* Instruction: Render every entry verbatim.

* Listing:
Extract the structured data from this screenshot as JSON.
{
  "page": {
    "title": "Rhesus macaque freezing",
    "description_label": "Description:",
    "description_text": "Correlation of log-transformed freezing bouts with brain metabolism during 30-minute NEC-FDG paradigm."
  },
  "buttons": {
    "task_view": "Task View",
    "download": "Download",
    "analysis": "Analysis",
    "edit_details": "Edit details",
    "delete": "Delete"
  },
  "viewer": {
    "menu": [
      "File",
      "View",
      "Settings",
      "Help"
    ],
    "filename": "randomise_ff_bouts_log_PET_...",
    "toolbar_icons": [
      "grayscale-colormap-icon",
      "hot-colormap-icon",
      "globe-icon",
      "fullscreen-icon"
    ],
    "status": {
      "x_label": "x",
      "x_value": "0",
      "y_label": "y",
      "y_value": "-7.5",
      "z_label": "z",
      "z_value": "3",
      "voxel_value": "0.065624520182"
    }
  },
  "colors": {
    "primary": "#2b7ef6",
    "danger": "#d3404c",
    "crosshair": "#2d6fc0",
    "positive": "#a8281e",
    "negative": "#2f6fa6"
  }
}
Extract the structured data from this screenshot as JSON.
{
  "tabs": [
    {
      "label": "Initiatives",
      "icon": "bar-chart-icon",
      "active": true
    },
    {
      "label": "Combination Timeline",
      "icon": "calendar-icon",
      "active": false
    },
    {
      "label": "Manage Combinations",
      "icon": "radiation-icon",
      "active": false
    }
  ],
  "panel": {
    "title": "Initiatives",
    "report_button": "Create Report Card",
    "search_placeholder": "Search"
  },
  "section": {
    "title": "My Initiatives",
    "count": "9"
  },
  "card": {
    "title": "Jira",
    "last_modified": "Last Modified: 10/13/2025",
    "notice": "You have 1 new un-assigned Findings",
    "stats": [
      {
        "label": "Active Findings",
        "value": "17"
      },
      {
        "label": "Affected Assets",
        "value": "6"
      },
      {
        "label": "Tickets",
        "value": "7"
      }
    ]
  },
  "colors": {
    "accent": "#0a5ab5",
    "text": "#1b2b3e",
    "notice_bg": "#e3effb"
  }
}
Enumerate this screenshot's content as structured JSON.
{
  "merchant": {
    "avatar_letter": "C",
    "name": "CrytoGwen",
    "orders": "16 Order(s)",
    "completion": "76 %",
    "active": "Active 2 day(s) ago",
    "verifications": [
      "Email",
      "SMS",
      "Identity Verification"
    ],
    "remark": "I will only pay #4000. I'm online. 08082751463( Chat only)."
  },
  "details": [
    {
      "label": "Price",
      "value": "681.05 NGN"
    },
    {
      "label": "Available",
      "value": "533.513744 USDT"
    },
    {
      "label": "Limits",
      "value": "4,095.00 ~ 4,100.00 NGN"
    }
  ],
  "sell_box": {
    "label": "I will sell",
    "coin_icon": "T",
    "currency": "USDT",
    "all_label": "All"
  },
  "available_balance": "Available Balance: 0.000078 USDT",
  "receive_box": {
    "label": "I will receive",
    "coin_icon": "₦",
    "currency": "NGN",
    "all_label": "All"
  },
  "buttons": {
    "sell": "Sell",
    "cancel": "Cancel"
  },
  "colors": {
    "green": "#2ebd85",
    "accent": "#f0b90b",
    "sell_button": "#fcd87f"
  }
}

* Expected output:
Extract the structured data from this screenshot as JSON.
{
  "page": {
    "title": "Rhesus macaque freezing",
    "description_label": "Description:",
    "description_text": "Correlation of log-transformed freezing bouts with brain metabolism during 30-minute NEC-FDG paradigm."
  },
  "buttons": {
    "task_view": "Task View",
    "download": "Download",
    "analysis": "Analysis",
    "edit_details": "Edit details",
    "delete": "Delete"
  },
  "viewer": {
    "menu": [
      "File",
      "View",
      "Settings",
      "Help"
    ],
    "filename": "randomise_ff_bouts_log_PET_...",
    "toolbar_icons": [
      "grayscale-colormap-icon",
      "hot-colormap-icon",
      "globe-icon",
      "fullscreen-icon"
    ],
    "status": {
      "x_label": "x",
      "x_value": "0",
      "y_label": "y",
      "y_value": "-7.5",
      "z_label": "z",
      "z_value": "3",
      "voxel_value": "0.065624520182"
    }
  },
  "colors": {
    "primary": "#2b7ef6",
    "danger": "#d3404c",
    "crosshair": "#2d6fc0",
    "positive": "#a8281e",
    "negative": "#2f6fa6"
  }
}
Extract the structured data from this screenshot as JSON.
{
  "tabs": [
    {
      "label": "Initiatives",
      "icon": "bar-chart-icon",
      "active": true
    },
    {
      "label": "Combination Timeline",
      "icon": "calendar-icon",
      "active": false
    },
    {
      "label": "Manage Combinations",
      "icon": "radiation-icon",
      "active": false
    }
  ],
  "panel": {
    "title": "Initiatives",
    "report_button": "Create Report Card",
    "search_placeholder": "Search"
  },
  "section": {
    "title": "My Initiatives",
    "count": "9"
  },
  "card": {
    "title": "Jira",
    "last_modified": "Last Modified: 10/13/2025",
    "notice": "You have 1 new un-assigned Findings",
    "stats": [
      {
        "label": "Active Findings",
        "value": "17"
      },
      {
        "label": "Affected Assets",
        "value": "6"
      },
      {
        "label": "Tickets",
        "value": "7"
      }
    ]
  },
  "colors": {
    "accent": "#0a5ab5",
    "text": "#1b2b3e",
    "notice_bg": "#e3effb"
  }
}
Enumerate this screenshot's content as structured JSON.
{
  "merchant": {
    "avatar_letter": "C",
    "name": "CrytoGwen",
    "orders": "16 Order(s)",
    "completion": "76 %",
    "active": "Active 2 day(s) ago",
    "verifications": [
      "Email",
      "SMS",
      "Identity Verification"
    ],
    "remark": "I will only pay #4000. I'm online. 08082751463( Chat only)."
  },
  "details": [
    {
      "label": "Price",
      "value": "681.05 NGN"
    },
    {
      "label": "Available",
      "value": "533.513744 USDT"
    },
    {
      "label": "Limits",
      "value": "4,095.00 ~ 4,100.00 NGN"
    }
  ],
  "sell_box": {
    "label": "I will sell",
    "coin_icon": "T",
    "currency": "USDT",
    "all_label": "All"
  },
  "available_balance": "Available Balance: 0.000078 USDT",
  "receive_box": {
    "label": "I will receive",
    "coin_icon": "₦",
    "currency": "NGN",
    "all_label": "All"
  },
  "buttons": {
    "sell": "Sell",
    "cancel": "Cancel"
  },
  "colors": {
    "green": "#2ebd85",
    "accent": "#f0b90b",
    "sell_button": "#fcd87f"
  }
}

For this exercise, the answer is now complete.